A line counts if it contains the word "size" at least once. State how many such lines the records contain, giving the number alone.

THE INPUT:
— BEGIN —

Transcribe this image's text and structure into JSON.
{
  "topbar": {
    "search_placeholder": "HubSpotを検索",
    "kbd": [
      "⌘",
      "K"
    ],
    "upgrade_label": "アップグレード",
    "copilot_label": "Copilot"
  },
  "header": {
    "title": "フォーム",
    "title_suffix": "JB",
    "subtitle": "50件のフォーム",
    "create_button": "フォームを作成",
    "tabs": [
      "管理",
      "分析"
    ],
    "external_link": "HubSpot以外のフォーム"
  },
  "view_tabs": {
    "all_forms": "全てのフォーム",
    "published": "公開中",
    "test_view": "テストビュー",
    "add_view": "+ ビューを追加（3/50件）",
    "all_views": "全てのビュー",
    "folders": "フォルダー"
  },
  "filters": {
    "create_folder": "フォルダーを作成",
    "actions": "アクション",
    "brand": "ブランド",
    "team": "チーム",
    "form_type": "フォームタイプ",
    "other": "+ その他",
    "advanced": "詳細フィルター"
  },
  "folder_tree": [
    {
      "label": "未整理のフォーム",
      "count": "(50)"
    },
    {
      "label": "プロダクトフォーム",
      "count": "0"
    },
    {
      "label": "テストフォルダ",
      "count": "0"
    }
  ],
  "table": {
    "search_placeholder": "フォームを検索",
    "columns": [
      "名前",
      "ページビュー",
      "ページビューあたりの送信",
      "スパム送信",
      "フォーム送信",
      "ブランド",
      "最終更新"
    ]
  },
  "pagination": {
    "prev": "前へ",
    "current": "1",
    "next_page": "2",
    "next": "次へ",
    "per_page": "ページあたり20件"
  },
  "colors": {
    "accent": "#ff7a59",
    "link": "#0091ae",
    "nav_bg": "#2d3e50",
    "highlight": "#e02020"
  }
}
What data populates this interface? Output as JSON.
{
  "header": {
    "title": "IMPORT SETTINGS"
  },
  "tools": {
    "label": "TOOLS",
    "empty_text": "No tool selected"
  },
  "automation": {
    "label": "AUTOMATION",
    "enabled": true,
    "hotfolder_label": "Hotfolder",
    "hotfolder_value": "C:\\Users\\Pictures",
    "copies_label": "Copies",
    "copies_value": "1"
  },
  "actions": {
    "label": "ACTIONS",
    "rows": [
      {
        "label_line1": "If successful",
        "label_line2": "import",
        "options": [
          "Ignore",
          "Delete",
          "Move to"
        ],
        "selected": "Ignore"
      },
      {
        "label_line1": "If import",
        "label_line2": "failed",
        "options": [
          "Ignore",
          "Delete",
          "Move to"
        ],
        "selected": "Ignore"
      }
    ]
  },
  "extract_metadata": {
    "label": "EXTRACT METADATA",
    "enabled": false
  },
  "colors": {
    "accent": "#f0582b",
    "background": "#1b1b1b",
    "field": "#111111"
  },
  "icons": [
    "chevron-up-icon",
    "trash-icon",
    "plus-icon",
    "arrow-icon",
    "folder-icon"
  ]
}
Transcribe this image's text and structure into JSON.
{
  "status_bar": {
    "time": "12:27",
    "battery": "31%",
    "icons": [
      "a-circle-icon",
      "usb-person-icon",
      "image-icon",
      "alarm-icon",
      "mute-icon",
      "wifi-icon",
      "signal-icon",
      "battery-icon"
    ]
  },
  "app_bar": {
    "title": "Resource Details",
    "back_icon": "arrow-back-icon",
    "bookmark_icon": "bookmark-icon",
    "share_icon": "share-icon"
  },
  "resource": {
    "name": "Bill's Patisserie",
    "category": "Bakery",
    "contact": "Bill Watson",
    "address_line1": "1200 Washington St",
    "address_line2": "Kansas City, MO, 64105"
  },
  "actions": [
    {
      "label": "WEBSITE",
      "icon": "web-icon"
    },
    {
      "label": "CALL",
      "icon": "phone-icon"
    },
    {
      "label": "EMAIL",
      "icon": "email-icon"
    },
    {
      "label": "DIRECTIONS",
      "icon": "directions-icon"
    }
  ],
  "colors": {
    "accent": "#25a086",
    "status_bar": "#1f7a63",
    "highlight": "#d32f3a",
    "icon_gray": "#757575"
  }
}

— END —
— BEGIN —

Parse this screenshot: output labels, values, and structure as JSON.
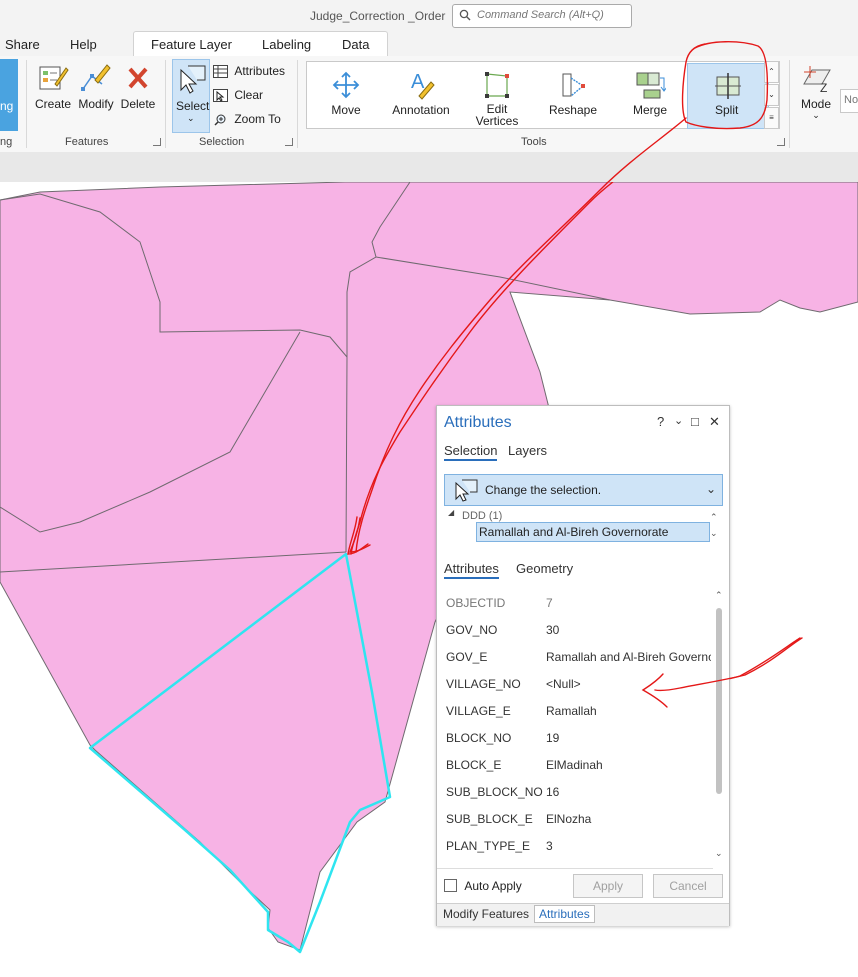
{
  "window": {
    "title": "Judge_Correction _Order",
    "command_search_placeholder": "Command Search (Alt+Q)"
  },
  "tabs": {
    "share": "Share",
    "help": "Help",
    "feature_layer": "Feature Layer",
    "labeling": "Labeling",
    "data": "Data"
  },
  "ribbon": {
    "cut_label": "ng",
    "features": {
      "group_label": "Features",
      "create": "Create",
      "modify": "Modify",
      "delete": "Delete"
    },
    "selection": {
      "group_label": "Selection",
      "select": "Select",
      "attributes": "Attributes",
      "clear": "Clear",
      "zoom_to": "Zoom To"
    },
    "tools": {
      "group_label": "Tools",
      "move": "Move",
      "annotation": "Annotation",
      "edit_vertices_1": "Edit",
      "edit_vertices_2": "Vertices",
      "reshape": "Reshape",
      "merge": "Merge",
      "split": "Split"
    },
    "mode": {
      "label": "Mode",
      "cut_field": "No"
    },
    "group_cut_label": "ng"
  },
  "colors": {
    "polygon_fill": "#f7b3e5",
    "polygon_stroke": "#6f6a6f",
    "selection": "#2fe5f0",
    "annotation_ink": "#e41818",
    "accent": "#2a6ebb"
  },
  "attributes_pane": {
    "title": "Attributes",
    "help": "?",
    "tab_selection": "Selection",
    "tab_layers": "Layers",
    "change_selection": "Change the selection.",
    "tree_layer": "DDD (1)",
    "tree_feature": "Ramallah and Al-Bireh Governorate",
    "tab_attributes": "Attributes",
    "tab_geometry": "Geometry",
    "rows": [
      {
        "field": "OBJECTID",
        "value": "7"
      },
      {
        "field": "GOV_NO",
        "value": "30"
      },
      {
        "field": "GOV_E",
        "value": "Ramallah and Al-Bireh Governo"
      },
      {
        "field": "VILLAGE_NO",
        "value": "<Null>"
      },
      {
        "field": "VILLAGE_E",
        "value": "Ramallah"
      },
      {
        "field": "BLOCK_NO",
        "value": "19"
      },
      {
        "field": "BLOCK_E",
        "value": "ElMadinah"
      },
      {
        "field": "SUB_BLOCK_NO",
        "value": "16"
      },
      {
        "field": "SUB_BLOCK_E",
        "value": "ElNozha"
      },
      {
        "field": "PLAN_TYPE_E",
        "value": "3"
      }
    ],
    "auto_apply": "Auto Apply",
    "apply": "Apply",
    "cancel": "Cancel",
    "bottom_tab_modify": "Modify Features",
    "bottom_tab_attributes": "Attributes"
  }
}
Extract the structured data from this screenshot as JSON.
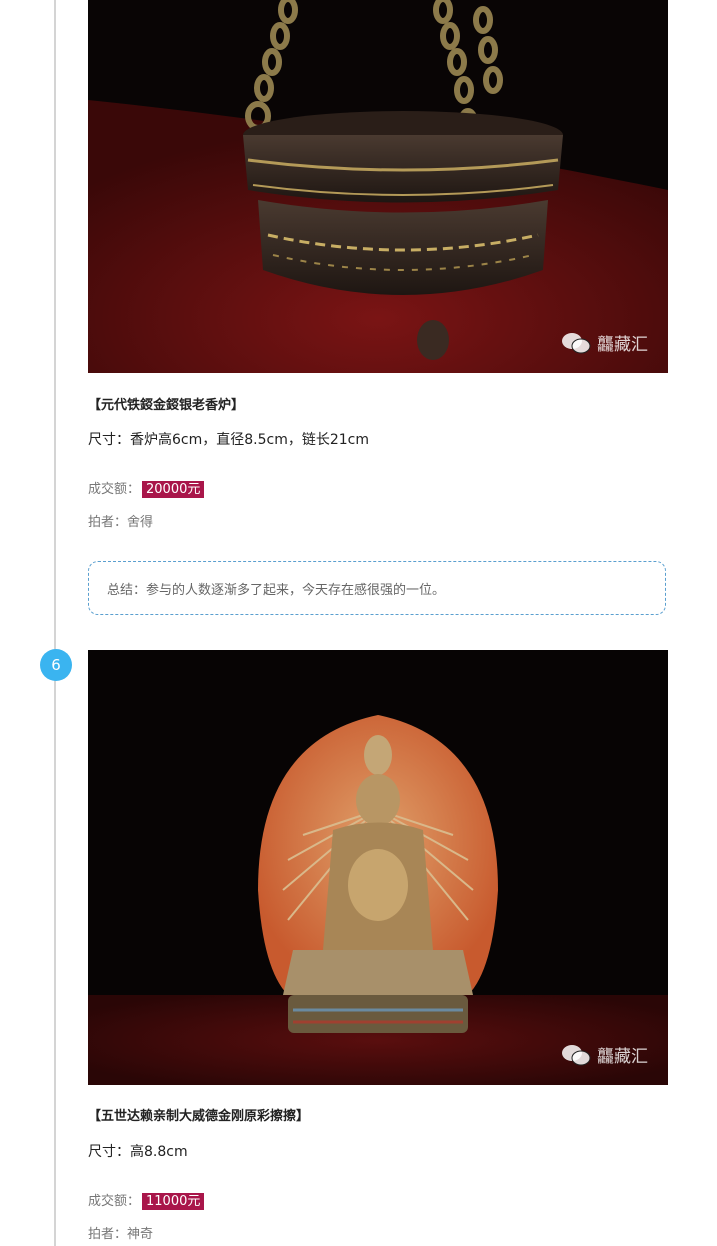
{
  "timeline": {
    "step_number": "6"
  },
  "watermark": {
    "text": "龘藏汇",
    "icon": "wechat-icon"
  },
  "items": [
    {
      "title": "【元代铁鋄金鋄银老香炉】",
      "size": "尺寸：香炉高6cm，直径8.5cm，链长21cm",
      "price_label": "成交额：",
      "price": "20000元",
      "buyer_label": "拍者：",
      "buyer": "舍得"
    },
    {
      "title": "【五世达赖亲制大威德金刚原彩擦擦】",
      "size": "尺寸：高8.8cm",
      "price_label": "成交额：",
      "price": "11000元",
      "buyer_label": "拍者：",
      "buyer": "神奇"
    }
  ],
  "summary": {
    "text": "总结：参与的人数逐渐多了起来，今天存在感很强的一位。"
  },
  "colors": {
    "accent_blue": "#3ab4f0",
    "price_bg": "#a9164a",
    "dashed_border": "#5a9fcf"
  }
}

— END —
— BEGIN —

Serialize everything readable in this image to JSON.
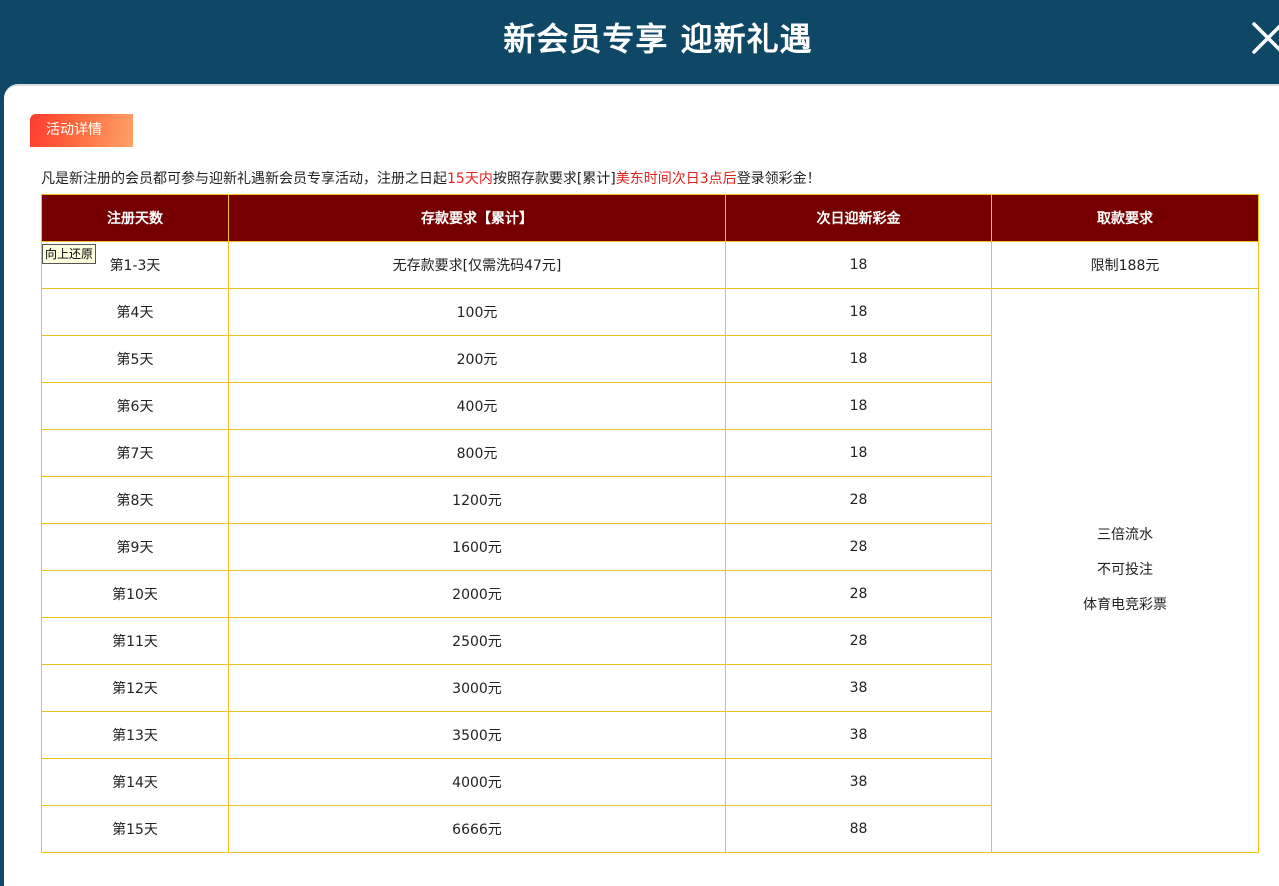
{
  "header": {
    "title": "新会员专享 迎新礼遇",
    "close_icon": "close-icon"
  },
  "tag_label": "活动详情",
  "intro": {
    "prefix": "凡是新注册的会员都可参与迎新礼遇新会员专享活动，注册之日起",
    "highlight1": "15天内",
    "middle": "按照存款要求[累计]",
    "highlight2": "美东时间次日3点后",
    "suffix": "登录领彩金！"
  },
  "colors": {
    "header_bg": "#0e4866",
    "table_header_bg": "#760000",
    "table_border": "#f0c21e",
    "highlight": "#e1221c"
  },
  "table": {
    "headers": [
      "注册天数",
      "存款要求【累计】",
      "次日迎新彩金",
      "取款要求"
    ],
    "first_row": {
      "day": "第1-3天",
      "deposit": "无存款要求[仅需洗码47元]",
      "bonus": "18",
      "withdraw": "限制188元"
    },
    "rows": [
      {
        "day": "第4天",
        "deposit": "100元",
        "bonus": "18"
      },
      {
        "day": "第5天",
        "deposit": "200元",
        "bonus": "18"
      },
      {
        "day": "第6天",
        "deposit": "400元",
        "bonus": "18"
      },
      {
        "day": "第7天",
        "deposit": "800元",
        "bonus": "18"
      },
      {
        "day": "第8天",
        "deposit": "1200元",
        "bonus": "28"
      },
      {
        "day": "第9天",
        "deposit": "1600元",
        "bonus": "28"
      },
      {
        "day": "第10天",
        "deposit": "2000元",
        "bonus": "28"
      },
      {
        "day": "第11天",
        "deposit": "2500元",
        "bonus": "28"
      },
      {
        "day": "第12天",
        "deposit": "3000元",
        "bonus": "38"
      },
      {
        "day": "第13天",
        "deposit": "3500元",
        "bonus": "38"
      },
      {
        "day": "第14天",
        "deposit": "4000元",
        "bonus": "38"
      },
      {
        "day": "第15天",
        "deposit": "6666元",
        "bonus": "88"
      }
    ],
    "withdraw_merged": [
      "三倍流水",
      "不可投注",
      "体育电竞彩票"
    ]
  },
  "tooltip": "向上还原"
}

— END —

SOLUTION FOR THIS PROBLEM: 2